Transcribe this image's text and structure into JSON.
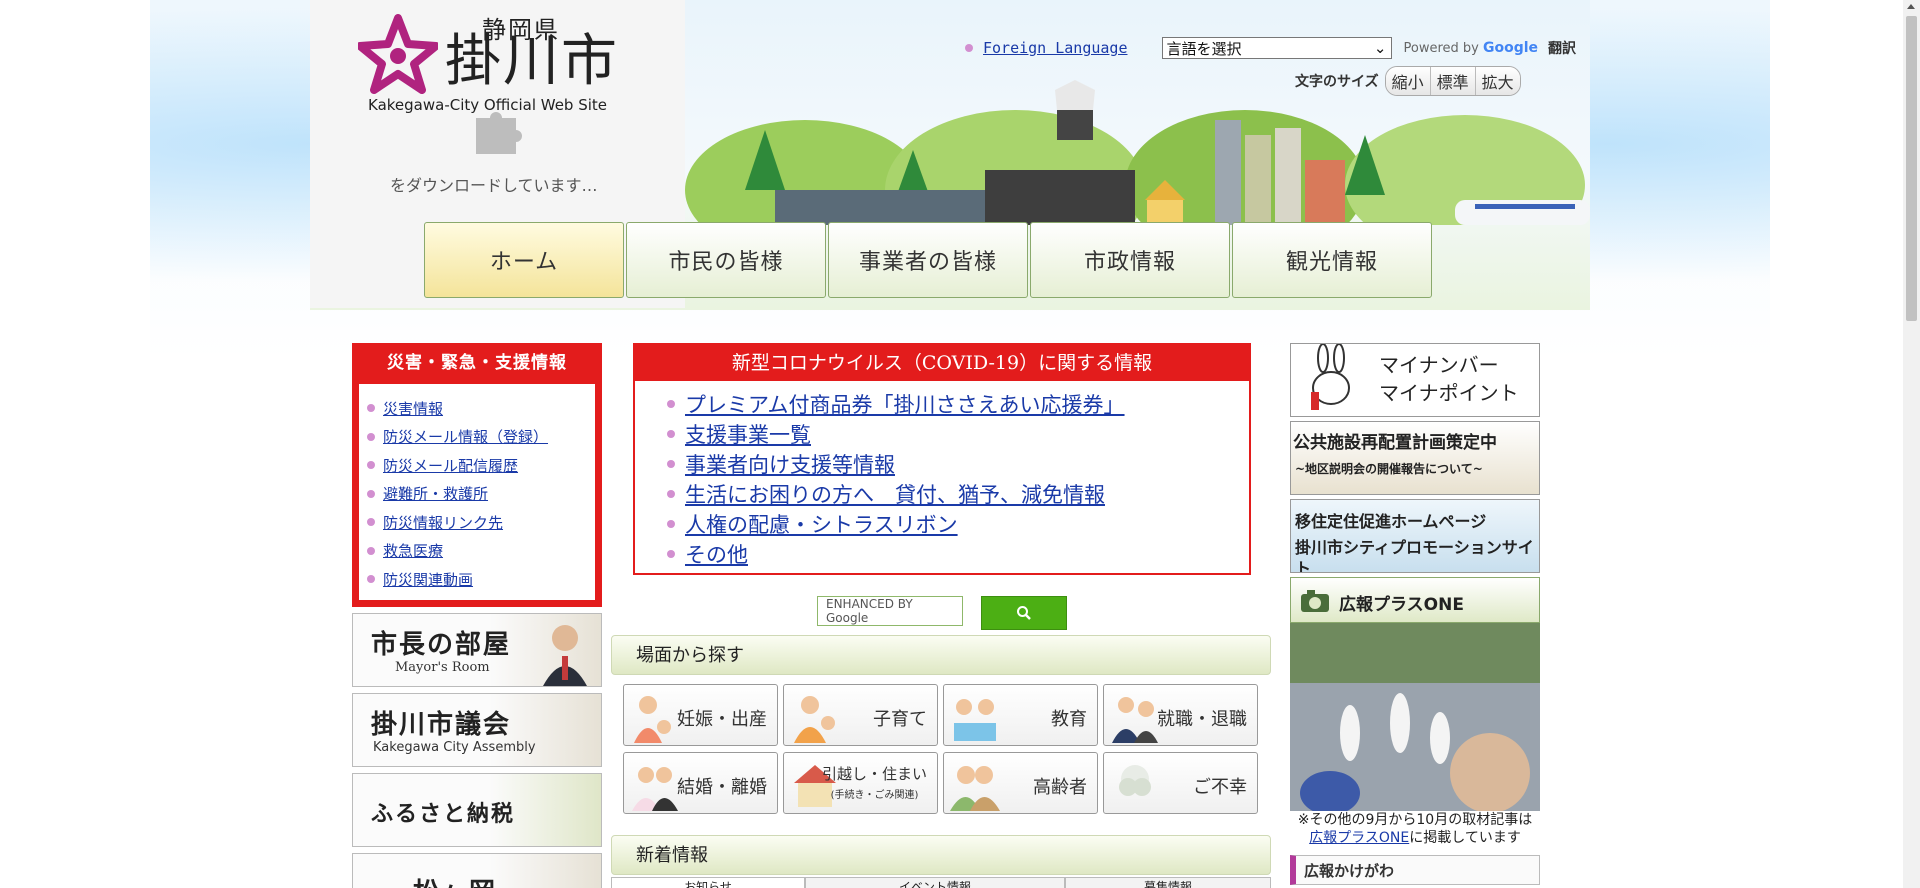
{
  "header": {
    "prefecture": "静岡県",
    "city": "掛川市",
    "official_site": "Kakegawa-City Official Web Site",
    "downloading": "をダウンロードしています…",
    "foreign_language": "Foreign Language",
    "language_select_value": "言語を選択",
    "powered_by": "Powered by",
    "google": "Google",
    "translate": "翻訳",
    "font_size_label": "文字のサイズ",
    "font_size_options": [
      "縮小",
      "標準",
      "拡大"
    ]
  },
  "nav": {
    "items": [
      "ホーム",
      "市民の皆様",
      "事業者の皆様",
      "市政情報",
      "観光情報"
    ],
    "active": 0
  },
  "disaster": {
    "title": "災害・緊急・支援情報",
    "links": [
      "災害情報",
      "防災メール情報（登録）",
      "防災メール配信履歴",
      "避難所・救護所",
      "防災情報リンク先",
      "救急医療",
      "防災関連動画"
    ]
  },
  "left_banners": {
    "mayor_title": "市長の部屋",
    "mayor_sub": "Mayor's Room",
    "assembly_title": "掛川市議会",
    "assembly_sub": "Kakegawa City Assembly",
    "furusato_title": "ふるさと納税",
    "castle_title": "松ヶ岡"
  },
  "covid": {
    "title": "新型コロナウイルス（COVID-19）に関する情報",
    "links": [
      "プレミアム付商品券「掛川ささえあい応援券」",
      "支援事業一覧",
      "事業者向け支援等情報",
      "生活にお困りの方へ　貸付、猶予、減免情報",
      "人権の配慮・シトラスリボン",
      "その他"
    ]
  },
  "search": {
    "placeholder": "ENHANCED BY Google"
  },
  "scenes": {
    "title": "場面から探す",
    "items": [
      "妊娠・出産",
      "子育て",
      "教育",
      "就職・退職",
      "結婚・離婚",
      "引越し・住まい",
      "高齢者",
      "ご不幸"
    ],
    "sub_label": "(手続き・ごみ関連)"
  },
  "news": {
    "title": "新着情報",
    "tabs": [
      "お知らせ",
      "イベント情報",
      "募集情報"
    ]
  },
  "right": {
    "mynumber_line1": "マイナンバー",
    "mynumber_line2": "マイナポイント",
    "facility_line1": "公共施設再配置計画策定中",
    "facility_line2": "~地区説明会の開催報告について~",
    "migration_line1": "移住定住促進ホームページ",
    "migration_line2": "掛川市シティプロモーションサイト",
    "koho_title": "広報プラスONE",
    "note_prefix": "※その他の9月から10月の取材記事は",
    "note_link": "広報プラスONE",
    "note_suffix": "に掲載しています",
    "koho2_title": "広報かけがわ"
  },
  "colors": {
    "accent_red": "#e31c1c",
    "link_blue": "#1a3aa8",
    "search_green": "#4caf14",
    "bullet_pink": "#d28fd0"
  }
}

--

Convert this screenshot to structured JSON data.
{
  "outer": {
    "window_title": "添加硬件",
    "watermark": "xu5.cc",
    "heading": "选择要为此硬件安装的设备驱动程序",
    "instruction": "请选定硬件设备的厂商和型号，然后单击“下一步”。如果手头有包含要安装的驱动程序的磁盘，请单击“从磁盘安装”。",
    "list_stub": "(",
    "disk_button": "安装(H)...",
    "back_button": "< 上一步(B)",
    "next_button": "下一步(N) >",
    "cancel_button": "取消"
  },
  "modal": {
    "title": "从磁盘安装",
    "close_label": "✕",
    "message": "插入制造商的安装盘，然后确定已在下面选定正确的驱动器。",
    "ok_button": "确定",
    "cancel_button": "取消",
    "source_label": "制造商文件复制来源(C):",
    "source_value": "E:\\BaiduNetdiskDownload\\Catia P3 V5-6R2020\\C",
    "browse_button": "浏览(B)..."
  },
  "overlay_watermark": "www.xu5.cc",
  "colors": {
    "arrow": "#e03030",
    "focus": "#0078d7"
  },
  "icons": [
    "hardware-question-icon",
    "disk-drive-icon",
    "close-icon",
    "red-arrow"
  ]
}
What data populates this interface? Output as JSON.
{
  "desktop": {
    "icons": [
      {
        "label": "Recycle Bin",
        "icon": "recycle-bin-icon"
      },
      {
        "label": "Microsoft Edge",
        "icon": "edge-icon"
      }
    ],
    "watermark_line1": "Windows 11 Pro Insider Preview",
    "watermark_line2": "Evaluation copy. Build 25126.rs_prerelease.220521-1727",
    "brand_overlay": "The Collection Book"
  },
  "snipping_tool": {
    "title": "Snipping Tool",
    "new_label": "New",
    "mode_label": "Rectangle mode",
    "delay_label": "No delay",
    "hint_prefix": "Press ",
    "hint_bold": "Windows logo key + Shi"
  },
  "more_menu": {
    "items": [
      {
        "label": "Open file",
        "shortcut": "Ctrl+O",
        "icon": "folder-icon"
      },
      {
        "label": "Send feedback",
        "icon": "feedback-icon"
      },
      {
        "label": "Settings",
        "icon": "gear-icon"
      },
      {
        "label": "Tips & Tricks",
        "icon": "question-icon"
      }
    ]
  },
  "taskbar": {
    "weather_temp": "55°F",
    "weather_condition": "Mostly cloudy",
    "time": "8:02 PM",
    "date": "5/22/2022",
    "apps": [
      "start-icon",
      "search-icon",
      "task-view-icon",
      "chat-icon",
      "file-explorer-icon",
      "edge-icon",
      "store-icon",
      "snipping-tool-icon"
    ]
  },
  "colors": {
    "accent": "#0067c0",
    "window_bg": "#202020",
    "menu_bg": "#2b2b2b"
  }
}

...

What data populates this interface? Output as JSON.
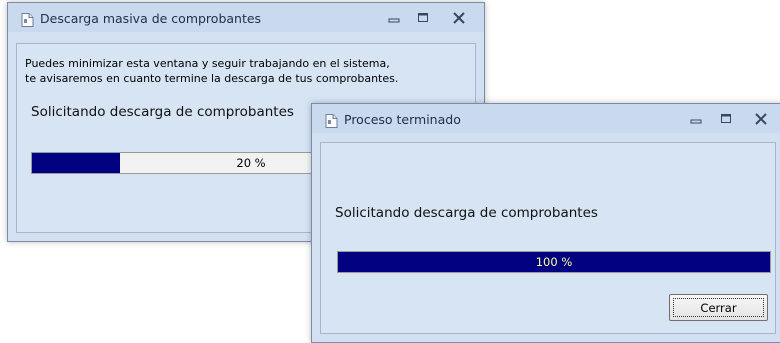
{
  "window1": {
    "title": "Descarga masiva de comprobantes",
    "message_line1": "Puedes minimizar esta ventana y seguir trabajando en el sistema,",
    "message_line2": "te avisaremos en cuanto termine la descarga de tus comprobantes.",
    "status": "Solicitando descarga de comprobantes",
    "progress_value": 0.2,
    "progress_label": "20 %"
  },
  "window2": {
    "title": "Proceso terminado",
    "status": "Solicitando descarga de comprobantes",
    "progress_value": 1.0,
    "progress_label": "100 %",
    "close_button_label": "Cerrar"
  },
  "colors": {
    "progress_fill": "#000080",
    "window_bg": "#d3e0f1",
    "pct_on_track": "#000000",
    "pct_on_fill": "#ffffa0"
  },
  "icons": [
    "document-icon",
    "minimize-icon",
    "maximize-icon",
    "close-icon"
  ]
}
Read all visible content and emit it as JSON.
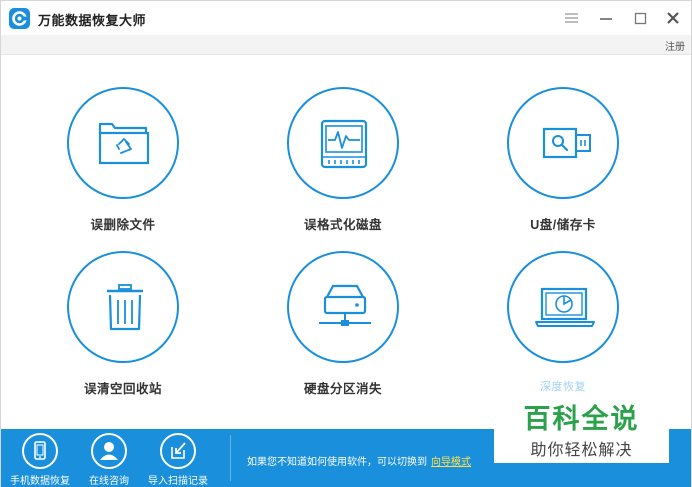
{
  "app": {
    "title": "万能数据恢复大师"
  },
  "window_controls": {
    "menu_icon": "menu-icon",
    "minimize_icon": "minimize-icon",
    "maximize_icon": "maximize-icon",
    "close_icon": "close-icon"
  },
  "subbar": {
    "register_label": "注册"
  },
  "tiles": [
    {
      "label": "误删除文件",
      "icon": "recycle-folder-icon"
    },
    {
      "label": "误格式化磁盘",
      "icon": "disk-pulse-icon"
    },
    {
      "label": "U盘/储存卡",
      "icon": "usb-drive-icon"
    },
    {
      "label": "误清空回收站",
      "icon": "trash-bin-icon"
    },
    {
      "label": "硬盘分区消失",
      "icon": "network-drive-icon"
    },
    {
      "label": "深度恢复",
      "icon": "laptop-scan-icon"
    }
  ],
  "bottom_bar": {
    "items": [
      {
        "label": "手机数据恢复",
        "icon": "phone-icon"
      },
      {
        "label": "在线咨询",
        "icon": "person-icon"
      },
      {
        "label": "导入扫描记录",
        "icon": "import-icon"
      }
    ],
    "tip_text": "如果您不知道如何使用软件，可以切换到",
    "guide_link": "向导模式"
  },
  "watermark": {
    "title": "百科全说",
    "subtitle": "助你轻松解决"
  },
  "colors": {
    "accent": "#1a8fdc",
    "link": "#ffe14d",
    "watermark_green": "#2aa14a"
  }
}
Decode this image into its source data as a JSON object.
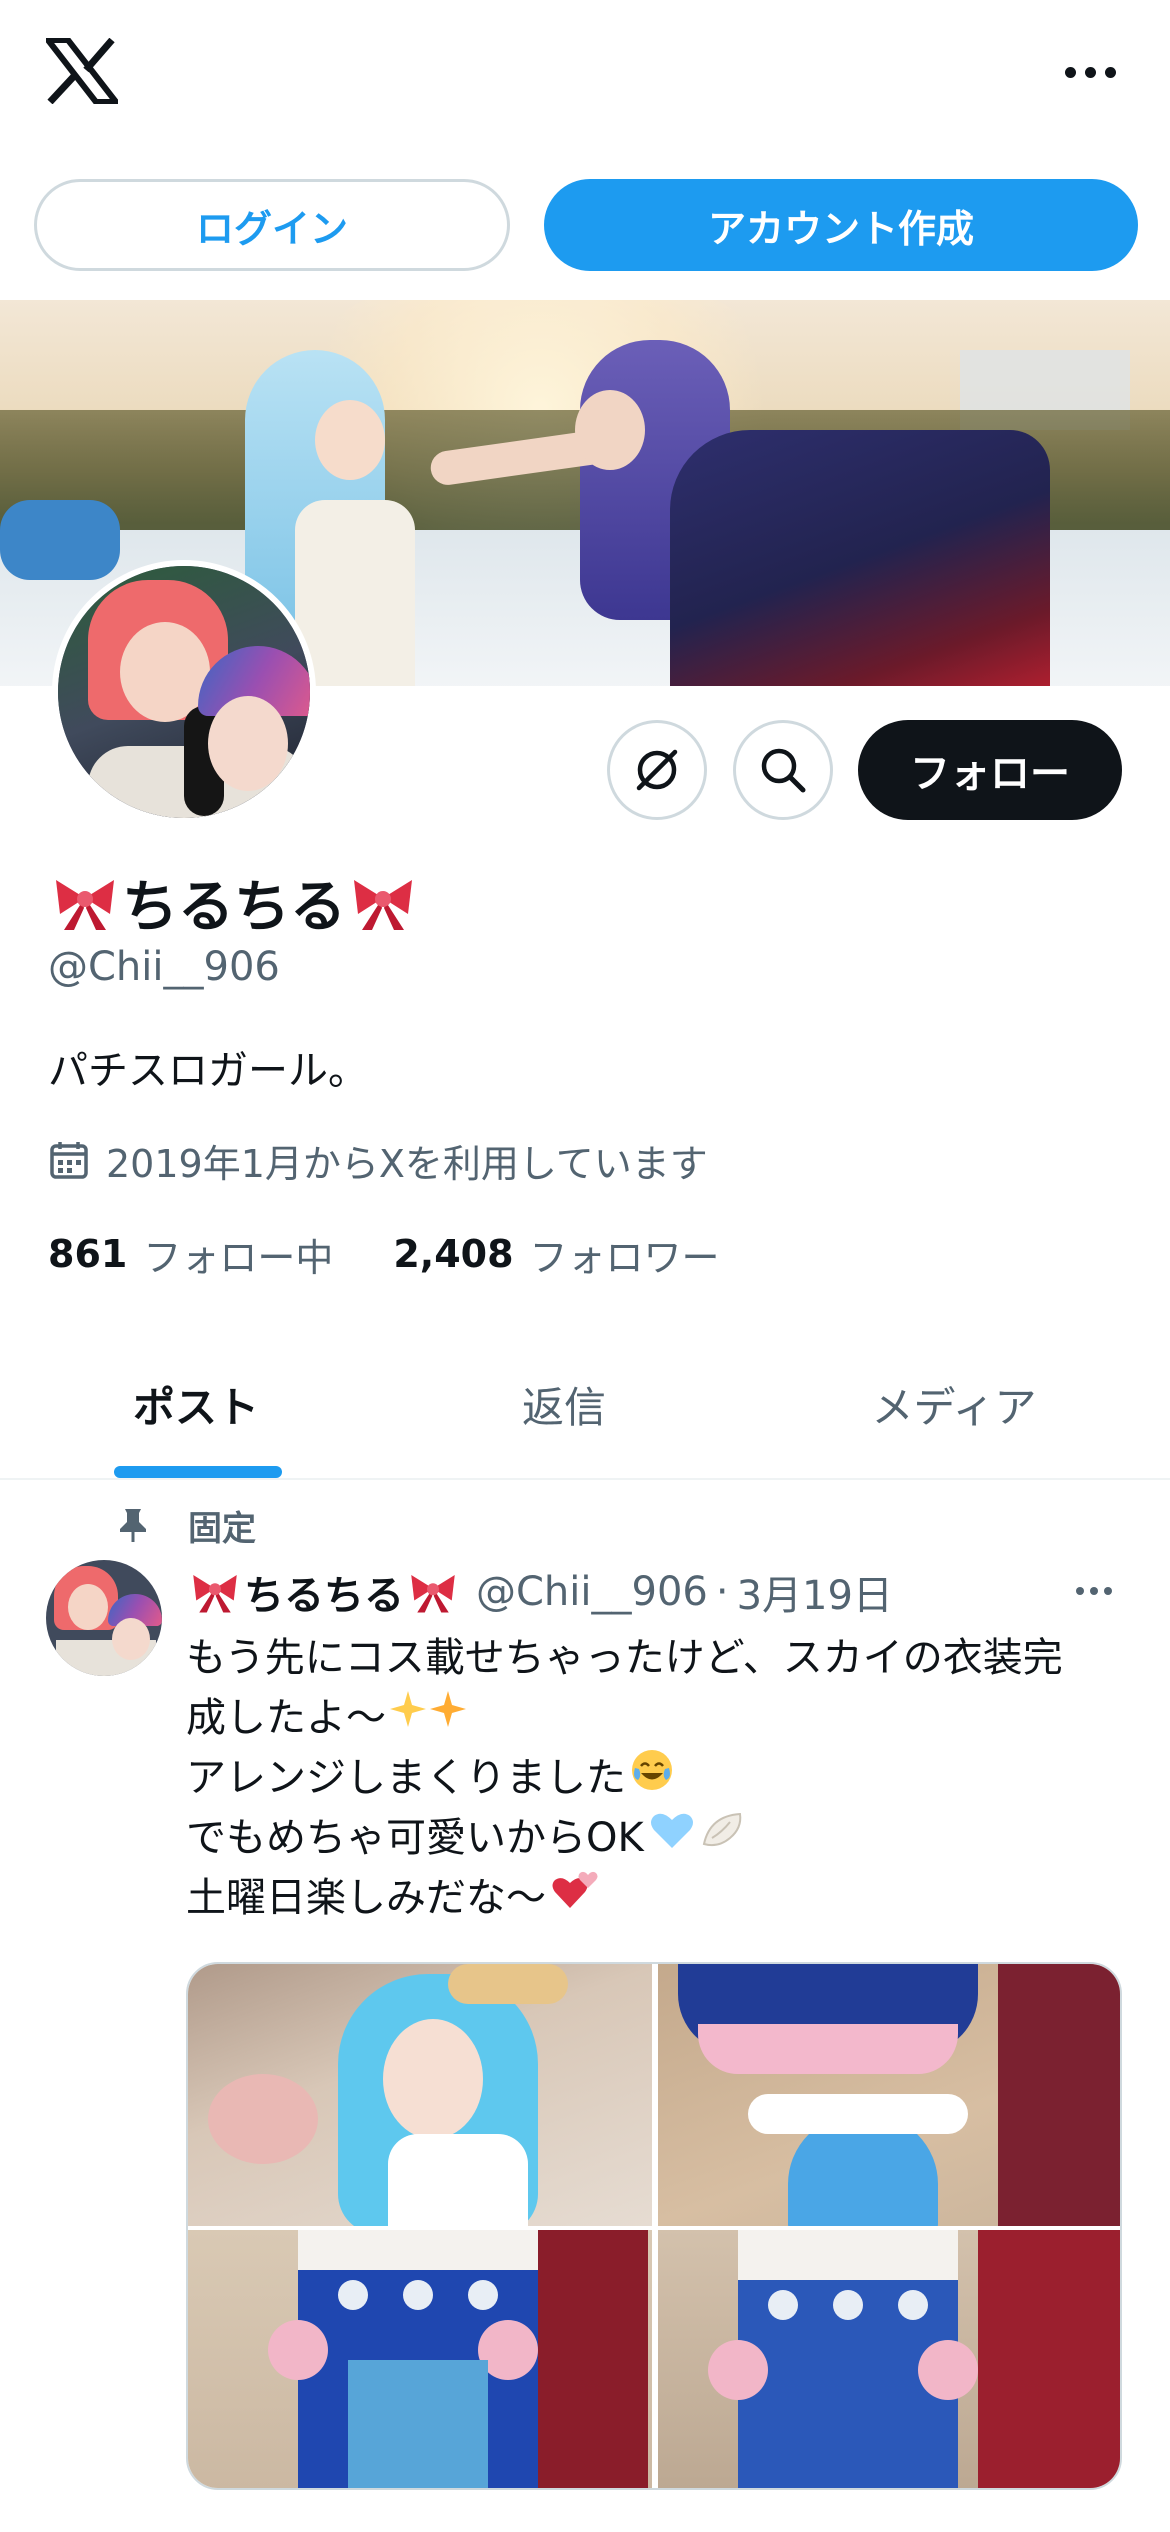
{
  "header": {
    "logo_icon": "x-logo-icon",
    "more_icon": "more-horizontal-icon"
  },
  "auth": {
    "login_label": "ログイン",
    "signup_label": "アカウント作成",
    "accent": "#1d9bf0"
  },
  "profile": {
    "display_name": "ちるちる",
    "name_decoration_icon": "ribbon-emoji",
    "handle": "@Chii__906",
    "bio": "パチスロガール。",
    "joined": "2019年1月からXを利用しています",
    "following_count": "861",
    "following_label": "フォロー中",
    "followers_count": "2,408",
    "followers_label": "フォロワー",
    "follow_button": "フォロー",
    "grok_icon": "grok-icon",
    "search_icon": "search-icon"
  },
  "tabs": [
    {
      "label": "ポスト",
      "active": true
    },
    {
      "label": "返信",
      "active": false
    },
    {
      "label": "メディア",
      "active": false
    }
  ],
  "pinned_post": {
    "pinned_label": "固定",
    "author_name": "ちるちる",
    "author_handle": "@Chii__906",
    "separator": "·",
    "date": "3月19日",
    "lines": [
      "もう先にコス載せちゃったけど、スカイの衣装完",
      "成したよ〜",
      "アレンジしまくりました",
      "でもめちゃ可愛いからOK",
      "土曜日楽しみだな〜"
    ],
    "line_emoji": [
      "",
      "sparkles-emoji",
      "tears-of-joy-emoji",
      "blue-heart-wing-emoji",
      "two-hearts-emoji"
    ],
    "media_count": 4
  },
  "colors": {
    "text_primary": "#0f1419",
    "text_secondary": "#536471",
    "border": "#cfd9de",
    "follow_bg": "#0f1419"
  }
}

Exercise details |
Extract every line containing the string "active" from the data above.

Result for this exercise |
    "active": 0
      "active": true
      "active": false
      "active": false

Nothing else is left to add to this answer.